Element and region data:
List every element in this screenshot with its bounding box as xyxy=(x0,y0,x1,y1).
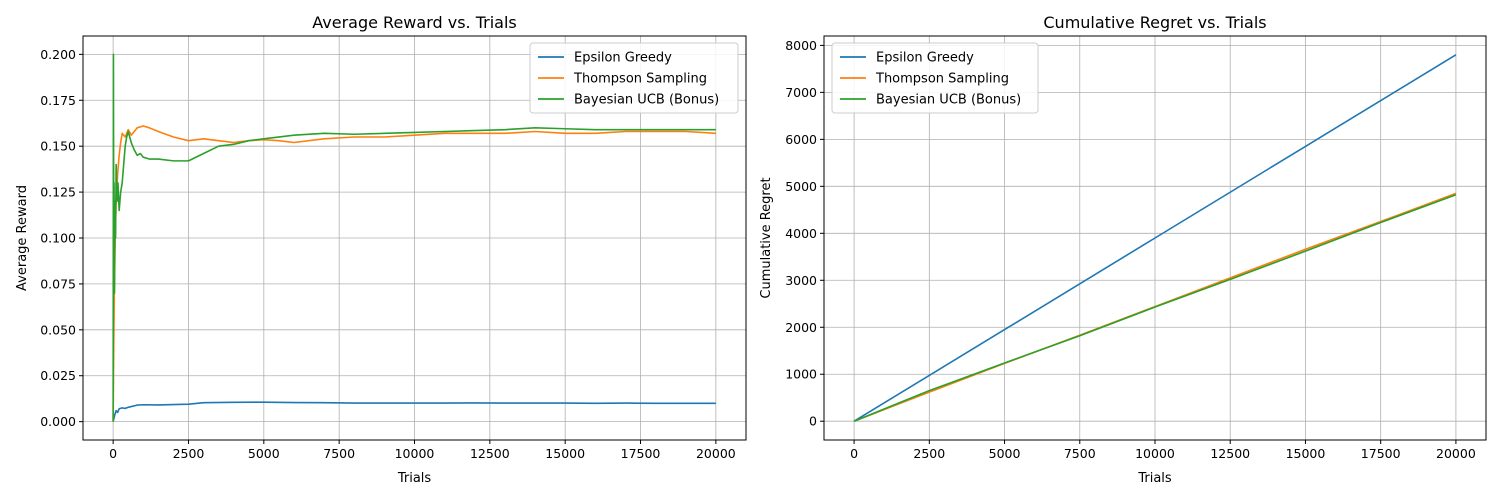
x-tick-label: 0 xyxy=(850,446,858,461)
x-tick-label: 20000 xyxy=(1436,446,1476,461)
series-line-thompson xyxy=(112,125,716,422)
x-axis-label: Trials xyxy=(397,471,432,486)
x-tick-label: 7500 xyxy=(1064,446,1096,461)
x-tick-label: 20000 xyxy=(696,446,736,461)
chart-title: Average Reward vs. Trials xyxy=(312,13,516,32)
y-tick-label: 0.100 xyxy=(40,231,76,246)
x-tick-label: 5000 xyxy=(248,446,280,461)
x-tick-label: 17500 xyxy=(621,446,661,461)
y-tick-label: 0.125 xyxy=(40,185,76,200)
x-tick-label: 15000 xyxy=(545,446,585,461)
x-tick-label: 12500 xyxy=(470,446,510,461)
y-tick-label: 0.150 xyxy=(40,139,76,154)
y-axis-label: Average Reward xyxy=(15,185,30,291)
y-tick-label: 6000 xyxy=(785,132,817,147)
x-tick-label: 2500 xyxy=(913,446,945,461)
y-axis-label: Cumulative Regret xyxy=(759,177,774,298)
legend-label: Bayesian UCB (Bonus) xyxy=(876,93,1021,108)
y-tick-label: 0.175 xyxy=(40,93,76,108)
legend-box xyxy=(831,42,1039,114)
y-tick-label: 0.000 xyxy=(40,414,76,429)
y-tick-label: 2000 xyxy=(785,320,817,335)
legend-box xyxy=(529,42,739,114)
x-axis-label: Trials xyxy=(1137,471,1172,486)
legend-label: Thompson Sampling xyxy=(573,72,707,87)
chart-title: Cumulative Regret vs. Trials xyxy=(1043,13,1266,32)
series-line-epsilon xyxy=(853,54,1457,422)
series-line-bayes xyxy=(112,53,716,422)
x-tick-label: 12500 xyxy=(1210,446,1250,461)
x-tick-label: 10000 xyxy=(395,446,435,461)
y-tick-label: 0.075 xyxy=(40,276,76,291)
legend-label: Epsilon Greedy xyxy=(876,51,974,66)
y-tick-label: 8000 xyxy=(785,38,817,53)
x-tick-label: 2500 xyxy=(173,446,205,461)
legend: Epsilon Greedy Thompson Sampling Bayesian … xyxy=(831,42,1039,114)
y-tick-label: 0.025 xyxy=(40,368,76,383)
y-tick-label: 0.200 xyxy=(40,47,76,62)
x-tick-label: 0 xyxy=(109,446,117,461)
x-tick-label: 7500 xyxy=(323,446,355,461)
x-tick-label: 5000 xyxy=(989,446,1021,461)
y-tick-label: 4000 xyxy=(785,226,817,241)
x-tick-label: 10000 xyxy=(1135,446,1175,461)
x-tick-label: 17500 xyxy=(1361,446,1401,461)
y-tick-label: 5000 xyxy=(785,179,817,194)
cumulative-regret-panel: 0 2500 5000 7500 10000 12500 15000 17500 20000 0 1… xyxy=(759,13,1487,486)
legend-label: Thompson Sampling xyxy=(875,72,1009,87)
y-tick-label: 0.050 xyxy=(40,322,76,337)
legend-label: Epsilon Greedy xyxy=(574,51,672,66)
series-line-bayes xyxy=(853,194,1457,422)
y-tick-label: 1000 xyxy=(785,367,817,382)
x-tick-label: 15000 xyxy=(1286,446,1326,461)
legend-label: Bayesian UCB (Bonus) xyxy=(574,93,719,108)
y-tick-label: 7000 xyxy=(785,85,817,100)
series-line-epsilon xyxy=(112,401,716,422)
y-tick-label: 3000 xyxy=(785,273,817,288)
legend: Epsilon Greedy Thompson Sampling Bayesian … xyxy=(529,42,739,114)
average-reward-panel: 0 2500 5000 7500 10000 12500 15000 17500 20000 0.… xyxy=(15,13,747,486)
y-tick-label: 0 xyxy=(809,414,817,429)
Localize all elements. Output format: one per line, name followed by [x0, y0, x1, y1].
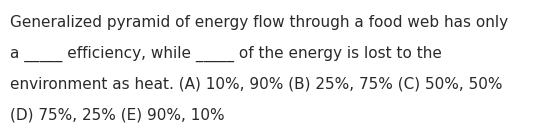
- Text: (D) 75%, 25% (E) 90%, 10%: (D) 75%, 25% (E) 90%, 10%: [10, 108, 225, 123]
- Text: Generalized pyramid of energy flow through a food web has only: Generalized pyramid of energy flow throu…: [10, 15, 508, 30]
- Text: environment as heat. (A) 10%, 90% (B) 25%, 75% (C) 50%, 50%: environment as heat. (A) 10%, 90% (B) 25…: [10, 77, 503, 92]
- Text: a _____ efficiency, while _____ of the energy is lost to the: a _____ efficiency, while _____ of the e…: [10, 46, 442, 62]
==
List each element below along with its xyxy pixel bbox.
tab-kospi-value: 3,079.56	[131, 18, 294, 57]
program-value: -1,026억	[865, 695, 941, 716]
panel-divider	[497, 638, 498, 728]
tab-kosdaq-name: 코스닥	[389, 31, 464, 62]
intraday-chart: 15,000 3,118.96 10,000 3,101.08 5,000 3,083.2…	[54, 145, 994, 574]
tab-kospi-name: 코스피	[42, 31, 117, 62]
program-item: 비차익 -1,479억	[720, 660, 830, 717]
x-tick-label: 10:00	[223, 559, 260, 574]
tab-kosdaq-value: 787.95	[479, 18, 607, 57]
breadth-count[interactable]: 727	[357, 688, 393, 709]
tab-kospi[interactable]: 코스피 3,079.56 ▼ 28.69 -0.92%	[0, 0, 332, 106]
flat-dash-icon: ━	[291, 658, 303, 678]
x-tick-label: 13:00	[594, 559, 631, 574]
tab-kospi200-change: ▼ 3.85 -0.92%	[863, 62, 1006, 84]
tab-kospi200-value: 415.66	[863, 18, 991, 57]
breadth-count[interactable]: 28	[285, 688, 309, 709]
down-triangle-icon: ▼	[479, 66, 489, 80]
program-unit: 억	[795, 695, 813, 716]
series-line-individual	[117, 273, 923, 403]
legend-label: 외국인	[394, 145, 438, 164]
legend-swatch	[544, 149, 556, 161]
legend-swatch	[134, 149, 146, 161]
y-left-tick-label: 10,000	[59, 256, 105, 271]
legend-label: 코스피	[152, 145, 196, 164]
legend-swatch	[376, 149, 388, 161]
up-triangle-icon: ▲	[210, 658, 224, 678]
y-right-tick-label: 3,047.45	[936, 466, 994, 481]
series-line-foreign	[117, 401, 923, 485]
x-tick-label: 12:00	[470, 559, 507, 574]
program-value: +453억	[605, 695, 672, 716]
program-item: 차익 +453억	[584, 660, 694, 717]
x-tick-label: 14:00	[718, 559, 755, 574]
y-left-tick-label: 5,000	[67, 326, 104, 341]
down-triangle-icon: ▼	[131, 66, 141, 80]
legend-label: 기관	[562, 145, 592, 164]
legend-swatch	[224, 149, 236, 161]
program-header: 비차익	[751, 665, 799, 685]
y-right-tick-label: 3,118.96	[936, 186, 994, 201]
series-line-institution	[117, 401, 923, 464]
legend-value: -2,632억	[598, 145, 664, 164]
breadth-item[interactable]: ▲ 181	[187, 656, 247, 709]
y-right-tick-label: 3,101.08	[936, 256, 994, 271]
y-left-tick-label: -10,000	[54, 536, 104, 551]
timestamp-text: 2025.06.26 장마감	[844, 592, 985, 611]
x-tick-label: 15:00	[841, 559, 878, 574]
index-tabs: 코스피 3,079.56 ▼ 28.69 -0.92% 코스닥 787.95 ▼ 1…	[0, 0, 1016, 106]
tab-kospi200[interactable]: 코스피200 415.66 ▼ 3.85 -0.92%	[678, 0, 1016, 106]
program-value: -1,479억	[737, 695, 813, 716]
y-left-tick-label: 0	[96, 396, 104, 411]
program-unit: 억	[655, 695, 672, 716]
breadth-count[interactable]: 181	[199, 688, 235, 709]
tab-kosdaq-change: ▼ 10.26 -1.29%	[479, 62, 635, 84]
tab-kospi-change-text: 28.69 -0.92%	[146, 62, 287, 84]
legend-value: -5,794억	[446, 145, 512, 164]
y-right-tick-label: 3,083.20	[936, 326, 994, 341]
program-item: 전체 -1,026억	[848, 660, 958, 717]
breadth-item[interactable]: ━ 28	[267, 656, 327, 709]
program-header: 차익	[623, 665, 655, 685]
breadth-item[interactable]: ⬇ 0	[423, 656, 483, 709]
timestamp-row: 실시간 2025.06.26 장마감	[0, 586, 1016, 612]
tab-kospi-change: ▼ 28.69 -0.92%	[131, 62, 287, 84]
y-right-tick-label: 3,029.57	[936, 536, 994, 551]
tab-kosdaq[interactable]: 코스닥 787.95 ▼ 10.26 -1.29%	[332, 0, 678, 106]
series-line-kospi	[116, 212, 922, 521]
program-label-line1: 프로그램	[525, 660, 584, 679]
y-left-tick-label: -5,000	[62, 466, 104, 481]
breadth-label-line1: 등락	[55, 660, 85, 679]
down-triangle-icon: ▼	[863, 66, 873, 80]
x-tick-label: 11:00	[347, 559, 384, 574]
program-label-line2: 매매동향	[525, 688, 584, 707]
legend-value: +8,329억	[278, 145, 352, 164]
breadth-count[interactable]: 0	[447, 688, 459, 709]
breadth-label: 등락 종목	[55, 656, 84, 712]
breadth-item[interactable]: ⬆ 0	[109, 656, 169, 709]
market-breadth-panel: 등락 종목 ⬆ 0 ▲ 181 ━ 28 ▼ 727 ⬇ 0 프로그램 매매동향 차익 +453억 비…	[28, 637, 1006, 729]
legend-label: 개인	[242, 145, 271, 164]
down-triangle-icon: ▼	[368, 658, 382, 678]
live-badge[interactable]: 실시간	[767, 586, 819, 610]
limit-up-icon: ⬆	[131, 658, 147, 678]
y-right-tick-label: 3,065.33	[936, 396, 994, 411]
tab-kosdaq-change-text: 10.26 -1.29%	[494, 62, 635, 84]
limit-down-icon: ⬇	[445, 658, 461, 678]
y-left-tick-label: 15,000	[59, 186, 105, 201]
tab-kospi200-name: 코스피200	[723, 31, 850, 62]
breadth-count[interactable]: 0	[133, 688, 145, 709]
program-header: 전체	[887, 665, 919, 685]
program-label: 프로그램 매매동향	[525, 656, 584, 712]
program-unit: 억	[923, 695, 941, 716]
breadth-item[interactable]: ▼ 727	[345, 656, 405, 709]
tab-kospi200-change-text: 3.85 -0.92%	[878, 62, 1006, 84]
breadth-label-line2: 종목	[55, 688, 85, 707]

Direction: Please print the entries from the line with "- Text: (D)" up to and including the line with "- Text: Generalized", unchanged.

Output:
- Text: (D) 75%, 25% (E) 90%, 10%: (D) 75%, 25% (E) 90%, 10%: [10, 108, 225, 123]
- Text: Generalized pyramid of energy flow through a food web has only: Generalized pyramid of energy flow throu…: [10, 15, 508, 30]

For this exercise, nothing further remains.